Task description: Could you output every record below exactly, leaving out the pictures?

Material for the task:
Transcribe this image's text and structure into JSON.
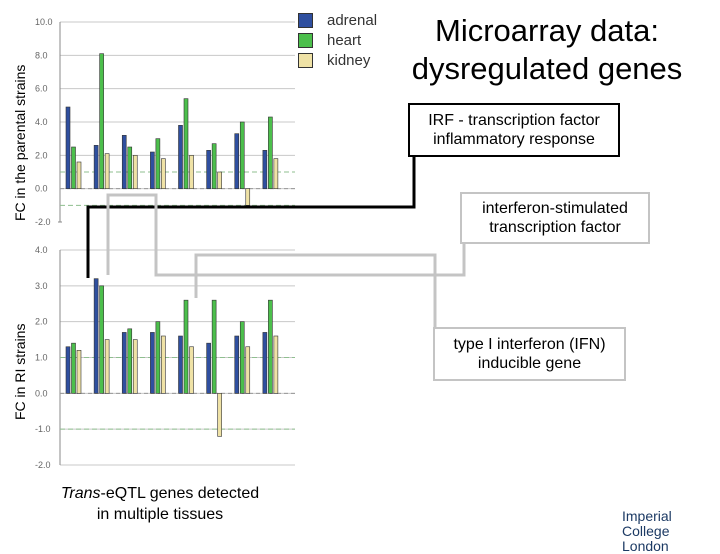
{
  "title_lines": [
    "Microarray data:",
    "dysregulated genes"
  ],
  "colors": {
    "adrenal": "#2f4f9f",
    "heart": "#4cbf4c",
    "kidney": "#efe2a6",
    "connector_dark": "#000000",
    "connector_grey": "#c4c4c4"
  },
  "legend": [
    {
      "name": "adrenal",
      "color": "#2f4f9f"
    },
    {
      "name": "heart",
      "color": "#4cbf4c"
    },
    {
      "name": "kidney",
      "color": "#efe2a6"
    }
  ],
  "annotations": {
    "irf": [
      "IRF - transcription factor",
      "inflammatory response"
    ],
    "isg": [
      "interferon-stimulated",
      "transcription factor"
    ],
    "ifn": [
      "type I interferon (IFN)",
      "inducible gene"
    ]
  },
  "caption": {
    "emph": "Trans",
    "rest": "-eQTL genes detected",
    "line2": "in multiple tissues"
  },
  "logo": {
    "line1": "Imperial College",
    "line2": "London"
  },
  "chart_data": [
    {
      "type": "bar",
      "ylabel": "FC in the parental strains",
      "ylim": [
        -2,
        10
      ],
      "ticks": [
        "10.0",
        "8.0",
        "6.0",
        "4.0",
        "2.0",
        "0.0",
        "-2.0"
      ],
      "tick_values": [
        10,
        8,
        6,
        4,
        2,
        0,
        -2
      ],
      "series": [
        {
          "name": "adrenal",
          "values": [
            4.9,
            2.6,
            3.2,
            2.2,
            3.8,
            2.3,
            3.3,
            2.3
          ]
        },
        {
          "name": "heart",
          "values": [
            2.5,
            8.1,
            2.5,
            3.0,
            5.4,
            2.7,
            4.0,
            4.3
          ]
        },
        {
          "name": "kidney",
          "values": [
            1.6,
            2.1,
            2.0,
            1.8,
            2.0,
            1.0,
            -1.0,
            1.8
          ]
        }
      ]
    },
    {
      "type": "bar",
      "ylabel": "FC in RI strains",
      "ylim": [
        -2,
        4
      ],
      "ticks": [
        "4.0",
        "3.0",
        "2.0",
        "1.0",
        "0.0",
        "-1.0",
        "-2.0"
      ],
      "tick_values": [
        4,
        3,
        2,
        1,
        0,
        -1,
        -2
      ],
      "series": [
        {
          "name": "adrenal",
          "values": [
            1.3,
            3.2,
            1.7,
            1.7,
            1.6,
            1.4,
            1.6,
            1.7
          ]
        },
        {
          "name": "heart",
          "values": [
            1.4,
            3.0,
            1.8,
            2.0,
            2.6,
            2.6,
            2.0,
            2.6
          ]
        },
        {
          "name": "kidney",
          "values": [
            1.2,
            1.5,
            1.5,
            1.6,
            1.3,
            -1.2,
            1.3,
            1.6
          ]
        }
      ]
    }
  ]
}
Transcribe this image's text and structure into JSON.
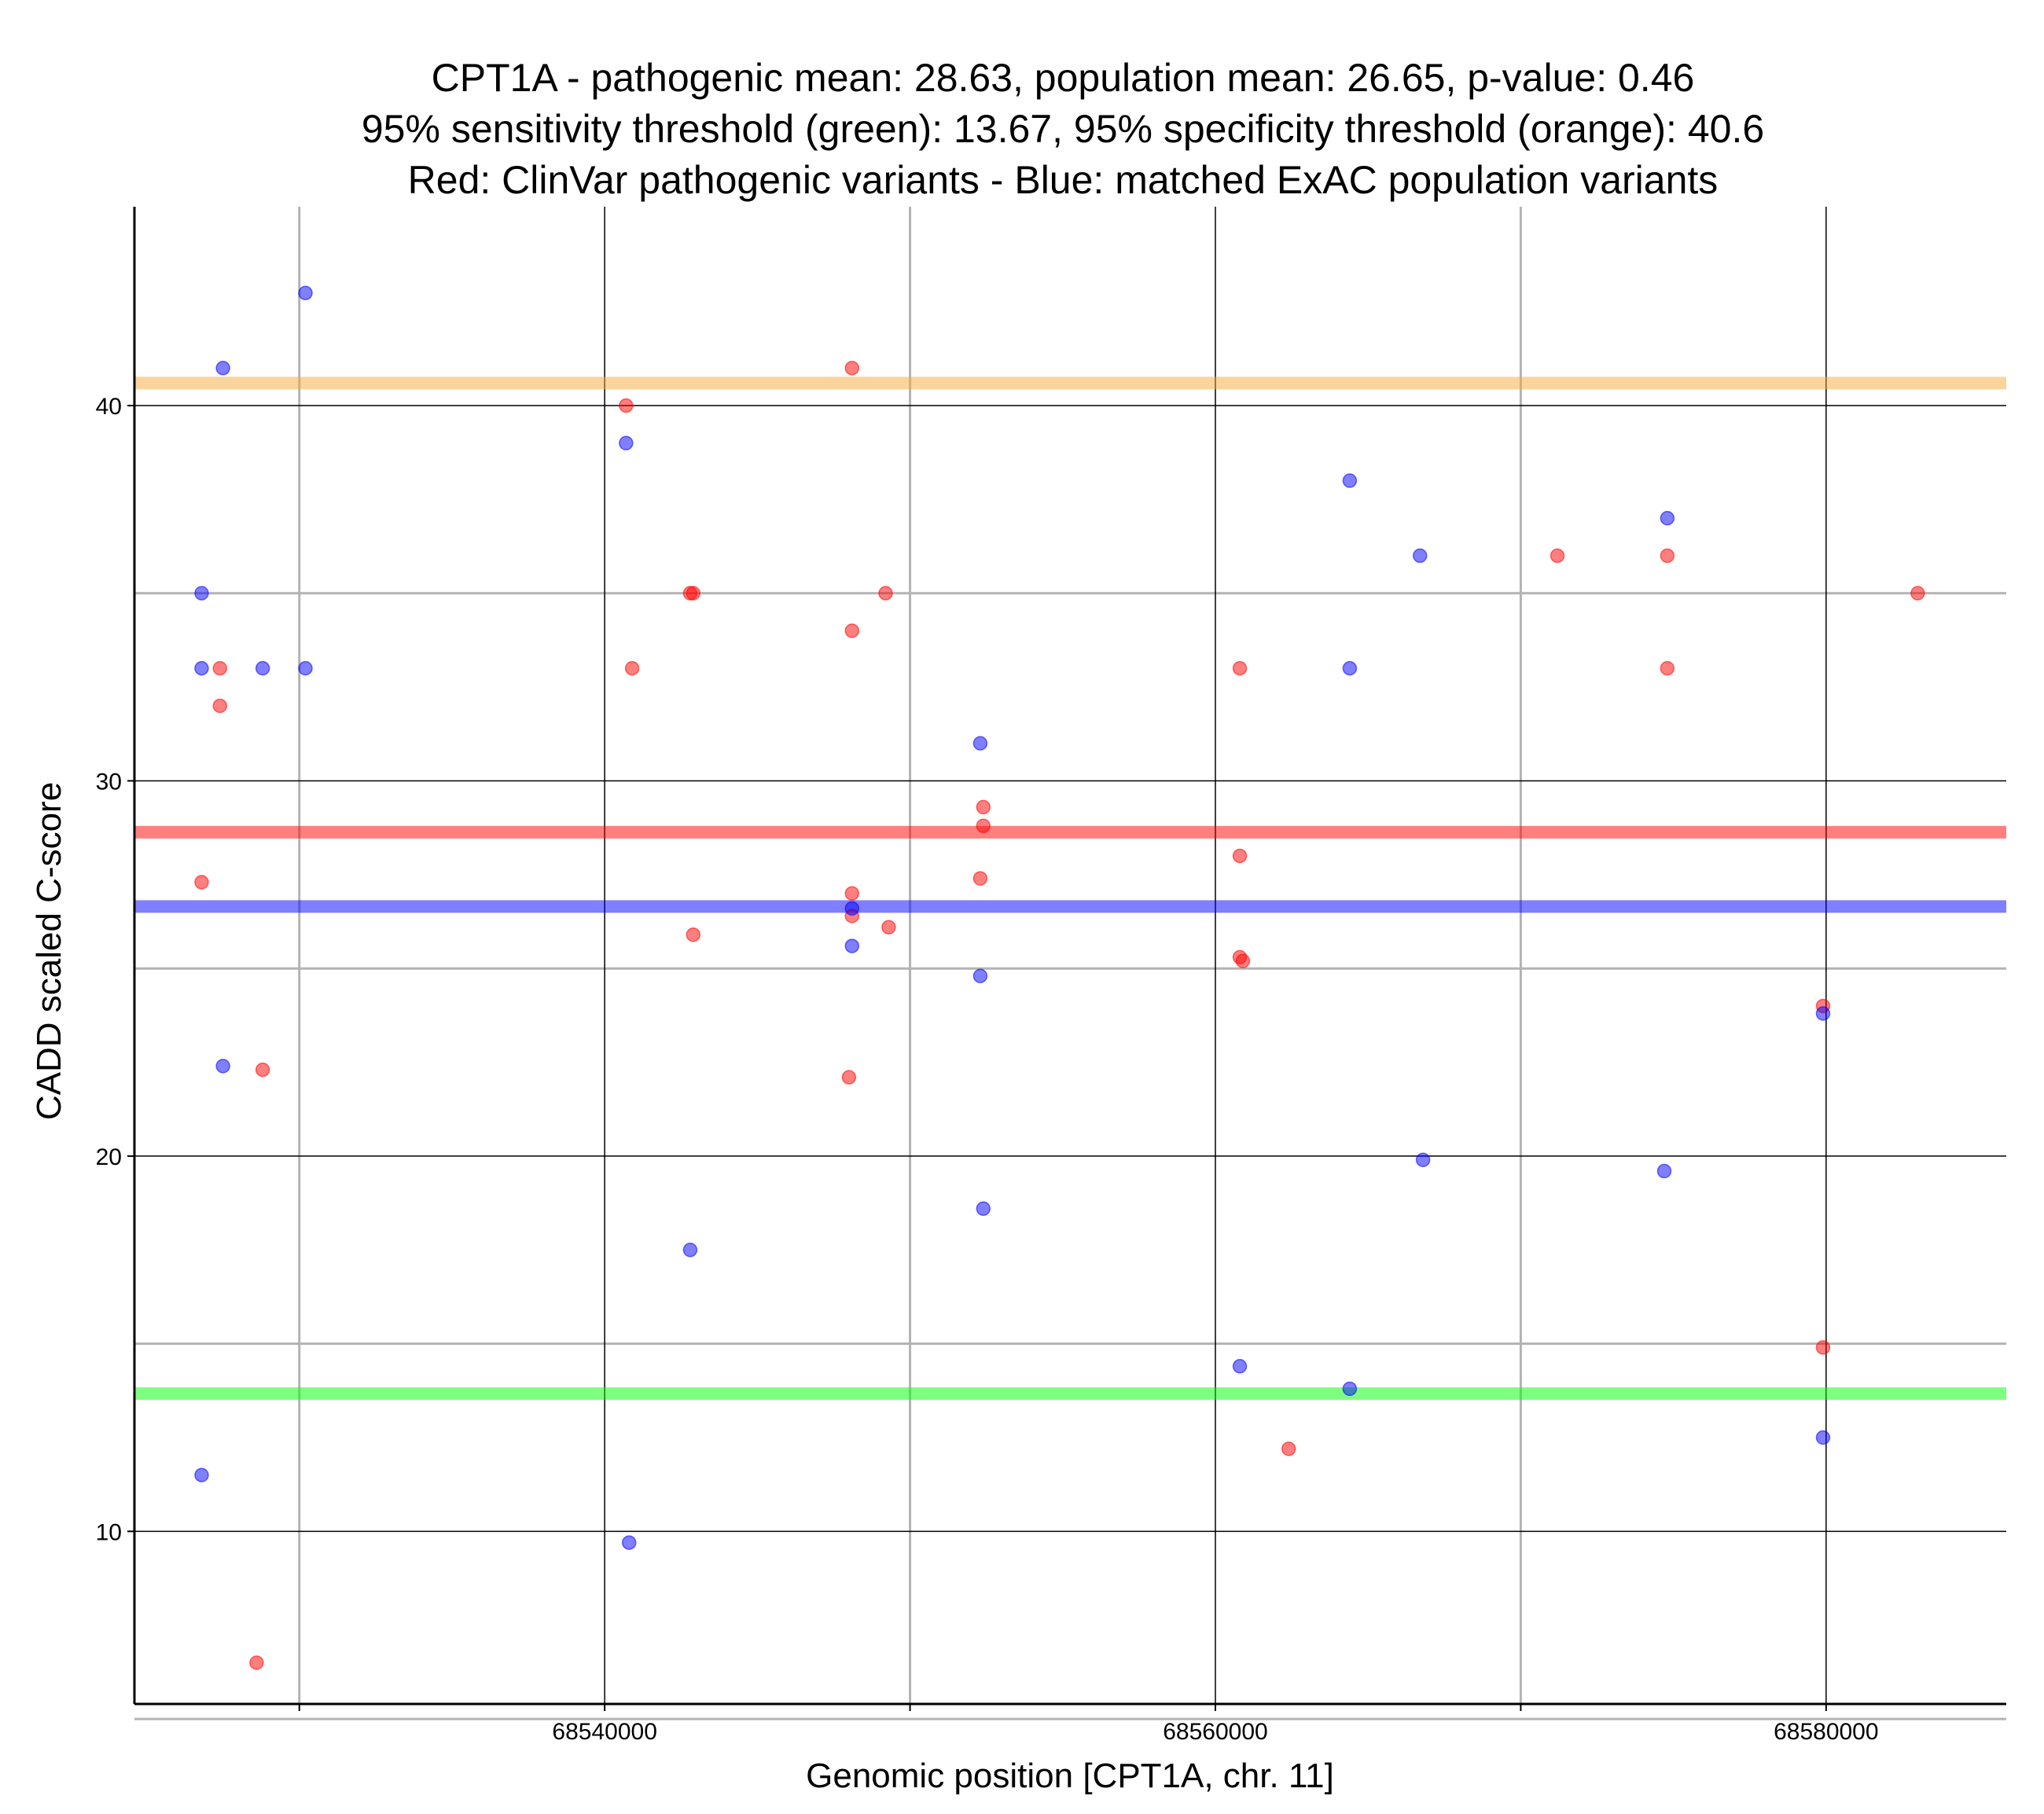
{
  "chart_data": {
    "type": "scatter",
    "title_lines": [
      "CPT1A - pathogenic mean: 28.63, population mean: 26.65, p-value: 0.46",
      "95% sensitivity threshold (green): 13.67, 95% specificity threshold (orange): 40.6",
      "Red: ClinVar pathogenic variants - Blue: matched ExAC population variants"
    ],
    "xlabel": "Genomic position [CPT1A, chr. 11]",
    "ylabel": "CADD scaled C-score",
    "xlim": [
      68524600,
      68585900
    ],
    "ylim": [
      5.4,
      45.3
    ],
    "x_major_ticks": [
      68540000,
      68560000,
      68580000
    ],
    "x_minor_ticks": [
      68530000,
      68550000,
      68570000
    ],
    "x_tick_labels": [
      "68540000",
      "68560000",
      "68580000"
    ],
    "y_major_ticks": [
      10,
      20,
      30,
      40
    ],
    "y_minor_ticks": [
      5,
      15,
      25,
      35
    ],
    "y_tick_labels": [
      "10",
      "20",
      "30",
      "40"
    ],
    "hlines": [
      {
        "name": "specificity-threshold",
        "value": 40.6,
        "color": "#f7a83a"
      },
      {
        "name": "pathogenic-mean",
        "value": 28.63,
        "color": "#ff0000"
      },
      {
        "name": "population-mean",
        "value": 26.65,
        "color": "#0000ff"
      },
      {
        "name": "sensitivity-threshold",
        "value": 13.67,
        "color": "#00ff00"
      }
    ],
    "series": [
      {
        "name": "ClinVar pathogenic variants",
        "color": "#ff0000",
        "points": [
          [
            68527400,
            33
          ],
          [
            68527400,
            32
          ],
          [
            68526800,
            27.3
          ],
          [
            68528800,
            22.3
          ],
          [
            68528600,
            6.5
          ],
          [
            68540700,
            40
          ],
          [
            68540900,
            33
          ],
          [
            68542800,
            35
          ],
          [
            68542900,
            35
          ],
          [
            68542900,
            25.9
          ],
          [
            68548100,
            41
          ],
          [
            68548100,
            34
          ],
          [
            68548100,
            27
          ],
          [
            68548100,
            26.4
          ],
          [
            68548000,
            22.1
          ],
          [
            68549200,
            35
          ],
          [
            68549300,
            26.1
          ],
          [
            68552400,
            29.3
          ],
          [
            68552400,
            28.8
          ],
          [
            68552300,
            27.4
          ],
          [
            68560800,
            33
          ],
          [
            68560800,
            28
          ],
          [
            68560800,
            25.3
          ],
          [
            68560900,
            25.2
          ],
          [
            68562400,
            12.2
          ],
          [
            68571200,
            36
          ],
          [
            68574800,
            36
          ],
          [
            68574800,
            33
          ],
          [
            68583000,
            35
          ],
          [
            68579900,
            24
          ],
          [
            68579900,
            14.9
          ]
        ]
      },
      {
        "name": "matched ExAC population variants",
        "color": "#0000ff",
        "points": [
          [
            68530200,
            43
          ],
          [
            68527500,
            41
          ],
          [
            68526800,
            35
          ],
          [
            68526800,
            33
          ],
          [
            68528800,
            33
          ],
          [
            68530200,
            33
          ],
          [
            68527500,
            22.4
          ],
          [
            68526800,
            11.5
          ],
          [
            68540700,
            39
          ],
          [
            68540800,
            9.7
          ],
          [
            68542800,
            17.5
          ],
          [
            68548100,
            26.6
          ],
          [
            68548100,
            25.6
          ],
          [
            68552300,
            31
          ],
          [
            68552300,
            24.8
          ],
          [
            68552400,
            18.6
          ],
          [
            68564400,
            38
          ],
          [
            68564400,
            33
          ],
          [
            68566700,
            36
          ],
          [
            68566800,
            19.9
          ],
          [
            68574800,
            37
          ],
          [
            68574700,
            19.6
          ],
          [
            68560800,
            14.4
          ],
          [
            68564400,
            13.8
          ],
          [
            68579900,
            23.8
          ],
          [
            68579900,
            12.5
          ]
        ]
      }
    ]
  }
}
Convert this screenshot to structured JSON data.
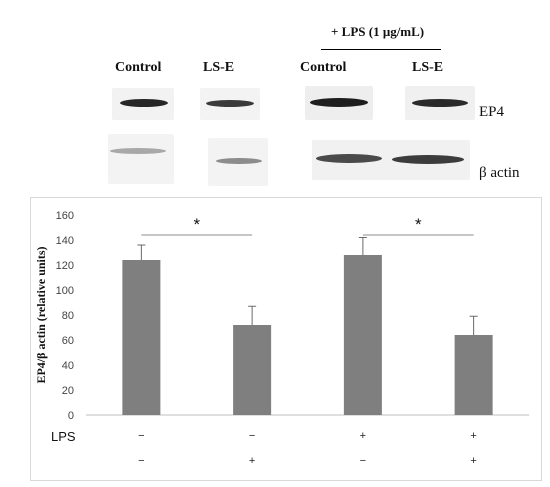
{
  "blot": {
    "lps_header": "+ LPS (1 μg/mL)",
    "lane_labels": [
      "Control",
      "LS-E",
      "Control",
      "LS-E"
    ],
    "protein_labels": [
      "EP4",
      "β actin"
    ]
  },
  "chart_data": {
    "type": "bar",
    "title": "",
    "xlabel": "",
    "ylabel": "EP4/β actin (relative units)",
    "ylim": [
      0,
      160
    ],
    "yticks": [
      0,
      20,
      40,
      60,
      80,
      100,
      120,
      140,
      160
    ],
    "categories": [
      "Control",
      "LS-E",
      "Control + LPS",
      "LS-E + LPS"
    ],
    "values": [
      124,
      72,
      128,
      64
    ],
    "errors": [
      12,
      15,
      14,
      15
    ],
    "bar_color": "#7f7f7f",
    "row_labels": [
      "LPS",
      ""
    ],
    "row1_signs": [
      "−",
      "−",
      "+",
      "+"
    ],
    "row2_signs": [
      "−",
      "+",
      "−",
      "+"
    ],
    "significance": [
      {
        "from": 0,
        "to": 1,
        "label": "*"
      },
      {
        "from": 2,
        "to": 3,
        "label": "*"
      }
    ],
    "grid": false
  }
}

Completed task:
Transcribe this image's text and structure into JSON.
{
  "title_lines": [
    "Microarray data:",
    "dysregulated genes"
  ],
  "colors": {
    "adrenal": "#2f4f9f",
    "heart": "#4cbf4c",
    "kidney": "#efe2a6",
    "connector_dark": "#000000",
    "connector_grey": "#c4c4c4"
  },
  "legend": [
    {
      "name": "adrenal",
      "color": "#2f4f9f"
    },
    {
      "name": "heart",
      "color": "#4cbf4c"
    },
    {
      "name": "kidney",
      "color": "#efe2a6"
    }
  ],
  "annotations": {
    "irf": [
      "IRF - transcription factor",
      "inflammatory response"
    ],
    "isg": [
      "interferon-stimulated",
      "transcription factor"
    ],
    "ifn": [
      "type I interferon (IFN)",
      "inducible gene"
    ]
  },
  "caption": {
    "emph": "Trans",
    "rest": "-eQTL genes detected",
    "line2": "in multiple tissues"
  },
  "logo": {
    "line1": "Imperial College",
    "line2": "London"
  },
  "chart_data": [
    {
      "type": "bar",
      "ylabel": "FC in the parental strains",
      "ylim": [
        -2,
        10
      ],
      "ticks": [
        "10.0",
        "8.0",
        "6.0",
        "4.0",
        "2.0",
        "0.0",
        "-2.0"
      ],
      "tick_values": [
        10,
        8,
        6,
        4,
        2,
        0,
        -2
      ],
      "series": [
        {
          "name": "adrenal",
          "values": [
            4.9,
            2.6,
            3.2,
            2.2,
            3.8,
            2.3,
            3.3,
            2.3
          ]
        },
        {
          "name": "heart",
          "values": [
            2.5,
            8.1,
            2.5,
            3.0,
            5.4,
            2.7,
            4.0,
            4.3
          ]
        },
        {
          "name": "kidney",
          "values": [
            1.6,
            2.1,
            2.0,
            1.8,
            2.0,
            1.0,
            -1.0,
            1.8
          ]
        }
      ]
    },
    {
      "type": "bar",
      "ylabel": "FC in RI strains",
      "ylim": [
        -2,
        4
      ],
      "ticks": [
        "4.0",
        "3.0",
        "2.0",
        "1.0",
        "0.0",
        "-1.0",
        "-2.0"
      ],
      "tick_values": [
        4,
        3,
        2,
        1,
        0,
        -1,
        -2
      ],
      "series": [
        {
          "name": "adrenal",
          "values": [
            1.3,
            3.2,
            1.7,
            1.7,
            1.6,
            1.4,
            1.6,
            1.7
          ]
        },
        {
          "name": "heart",
          "values": [
            1.4,
            3.0,
            1.8,
            2.0,
            2.6,
            2.6,
            2.0,
            2.6
          ]
        },
        {
          "name": "kidney",
          "values": [
            1.2,
            1.5,
            1.5,
            1.6,
            1.3,
            -1.2,
            1.3,
            1.6
          ]
        }
      ]
    }
  ]
}
Transcribe this image's text and structure into JSON.
{
  "chart_data": {
    "type": "scatter",
    "title_lines": [
      "CPT1A - pathogenic mean: 28.63, population mean: 26.65, p-value: 0.46",
      "95% sensitivity threshold (green): 13.67, 95% specificity threshold (orange): 40.6",
      "Red: ClinVar pathogenic variants - Blue: matched ExAC population variants"
    ],
    "xlabel": "Genomic position [CPT1A, chr. 11]",
    "ylabel": "CADD scaled C-score",
    "xlim": [
      68524600,
      68585900
    ],
    "ylim": [
      5.4,
      45.3
    ],
    "x_major_ticks": [
      68540000,
      68560000,
      68580000
    ],
    "x_minor_ticks": [
      68530000,
      68550000,
      68570000
    ],
    "x_tick_labels": [
      "68540000",
      "68560000",
      "68580000"
    ],
    "y_major_ticks": [
      10,
      20,
      30,
      40
    ],
    "y_minor_ticks": [
      5,
      15,
      25,
      35
    ],
    "y_tick_labels": [
      "10",
      "20",
      "30",
      "40"
    ],
    "hlines": [
      {
        "name": "specificity-threshold",
        "value": 40.6,
        "color": "#f7a83a"
      },
      {
        "name": "pathogenic-mean",
        "value": 28.63,
        "color": "#ff0000"
      },
      {
        "name": "population-mean",
        "value": 26.65,
        "color": "#0000ff"
      },
      {
        "name": "sensitivity-threshold",
        "value": 13.67,
        "color": "#00ff00"
      }
    ],
    "series": [
      {
        "name": "ClinVar pathogenic variants",
        "color": "#ff0000",
        "points": [
          [
            68527400,
            33
          ],
          [
            68527400,
            32
          ],
          [
            68526800,
            27.3
          ],
          [
            68528800,
            22.3
          ],
          [
            68528600,
            6.5
          ],
          [
            68540700,
            40
          ],
          [
            68540900,
            33
          ],
          [
            68542800,
            35
          ],
          [
            68542900,
            35
          ],
          [
            68542900,
            25.9
          ],
          [
            68548100,
            41
          ],
          [
            68548100,
            34
          ],
          [
            68548100,
            27
          ],
          [
            68548100,
            26.4
          ],
          [
            68548000,
            22.1
          ],
          [
            68549200,
            35
          ],
          [
            68549300,
            26.1
          ],
          [
            68552400,
            29.3
          ],
          [
            68552400,
            28.8
          ],
          [
            68552300,
            27.4
          ],
          [
            68560800,
            33
          ],
          [
            68560800,
            28
          ],
          [
            68560800,
            25.3
          ],
          [
            68560900,
            25.2
          ],
          [
            68562400,
            12.2
          ],
          [
            68571200,
            36
          ],
          [
            68574800,
            36
          ],
          [
            68574800,
            33
          ],
          [
            68583000,
            35
          ],
          [
            68579900,
            24
          ],
          [
            68579900,
            14.9
          ]
        ]
      },
      {
        "name": "matched ExAC population variants",
        "color": "#0000ff",
        "points": [
          [
            68530200,
            43
          ],
          [
            68527500,
            41
          ],
          [
            68526800,
            35
          ],
          [
            68526800,
            33
          ],
          [
            68528800,
            33
          ],
          [
            68530200,
            33
          ],
          [
            68527500,
            22.4
          ],
          [
            68526800,
            11.5
          ],
          [
            68540700,
            39
          ],
          [
            68540800,
            9.7
          ],
          [
            68542800,
            17.5
          ],
          [
            68548100,
            26.6
          ],
          [
            68548100,
            25.6
          ],
          [
            68552300,
            31
          ],
          [
            68552300,
            24.8
          ],
          [
            68552400,
            18.6
          ],
          [
            68564400,
            38
          ],
          [
            68564400,
            33
          ],
          [
            68566700,
            36
          ],
          [
            68566800,
            19.9
          ],
          [
            68574800,
            37
          ],
          [
            68574700,
            19.6
          ],
          [
            68560800,
            14.4
          ],
          [
            68564400,
            13.8
          ],
          [
            68579900,
            23.8
          ],
          [
            68579900,
            12.5
          ]
        ]
      }
    ]
  }
}
Convert this screenshot to structured JSON data.
{
  "blot": {
    "lps_header": "+ LPS (1 μg/mL)",
    "lane_labels": [
      "Control",
      "LS-E",
      "Control",
      "LS-E"
    ],
    "protein_labels": [
      "EP4",
      "β actin"
    ]
  },
  "chart_data": {
    "type": "bar",
    "title": "",
    "xlabel": "",
    "ylabel": "EP4/β actin (relative units)",
    "ylim": [
      0,
      160
    ],
    "yticks": [
      0,
      20,
      40,
      60,
      80,
      100,
      120,
      140,
      160
    ],
    "categories": [
      "Control",
      "LS-E",
      "Control + LPS",
      "LS-E + LPS"
    ],
    "values": [
      124,
      72,
      128,
      64
    ],
    "errors": [
      12,
      15,
      14,
      15
    ],
    "bar_color": "#7f7f7f",
    "row_labels": [
      "LPS",
      ""
    ],
    "row1_signs": [
      "−",
      "−",
      "+",
      "+"
    ],
    "row2_signs": [
      "−",
      "+",
      "−",
      "+"
    ],
    "significance": [
      {
        "from": 0,
        "to": 1,
        "label": "*"
      },
      {
        "from": 2,
        "to": 3,
        "label": "*"
      }
    ],
    "grid": false
  }
}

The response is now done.